Could you write out every entry exactly as it stands?
━━━━━━━━
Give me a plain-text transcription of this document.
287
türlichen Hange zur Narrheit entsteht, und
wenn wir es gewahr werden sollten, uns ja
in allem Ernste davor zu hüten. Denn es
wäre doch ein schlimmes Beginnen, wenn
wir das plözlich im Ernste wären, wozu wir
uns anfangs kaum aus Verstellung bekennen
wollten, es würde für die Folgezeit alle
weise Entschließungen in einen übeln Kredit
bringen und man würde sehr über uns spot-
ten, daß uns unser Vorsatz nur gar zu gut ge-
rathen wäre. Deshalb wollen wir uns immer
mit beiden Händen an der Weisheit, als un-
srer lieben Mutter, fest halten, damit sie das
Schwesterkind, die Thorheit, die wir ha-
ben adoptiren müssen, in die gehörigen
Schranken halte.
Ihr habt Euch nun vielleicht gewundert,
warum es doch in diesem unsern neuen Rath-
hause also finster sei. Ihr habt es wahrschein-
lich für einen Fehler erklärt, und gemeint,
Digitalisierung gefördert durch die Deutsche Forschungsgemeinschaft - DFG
━━━━━━━━
**Output:**
Give me a plain-text transcription of this document.
287
türlichen Hange zur Narrheit entsteht, und
wenn wir es gewahr werden sollten, uns ja
in allem Ernste davor zu hüten. Denn es
wäre doch ein schlimmes Beginnen, wenn
wir das plözlich im Ernste wären, wozu wir
uns anfangs kaum aus Verstellung bekennen
wollten, es würde für die Folgezeit alle
weise Entschließungen in einen übeln Kredit
bringen und man würde sehr über uns spot-
ten, daß uns unser Vorsatz nur gar zu gut ge-
rathen wäre. Deshalb wollen wir uns immer
mit beiden Händen an der Weisheit, als un-
srer lieben Mutter, fest halten, damit sie das
Schwesterkind, die Thorheit, die wir ha-
ben adoptiren müssen, in die gehörigen
Schranken halte.
Ihr habt Euch nun vielleicht gewundert,
warum es doch in diesem unsern neuen Rath-
hause also finster sei. Ihr habt es wahrschein-
lich für einen Fehler erklärt, und gemeint,
Digitalisierung gefördert durch die Deutsche Forschungsgemeinschaft - DFG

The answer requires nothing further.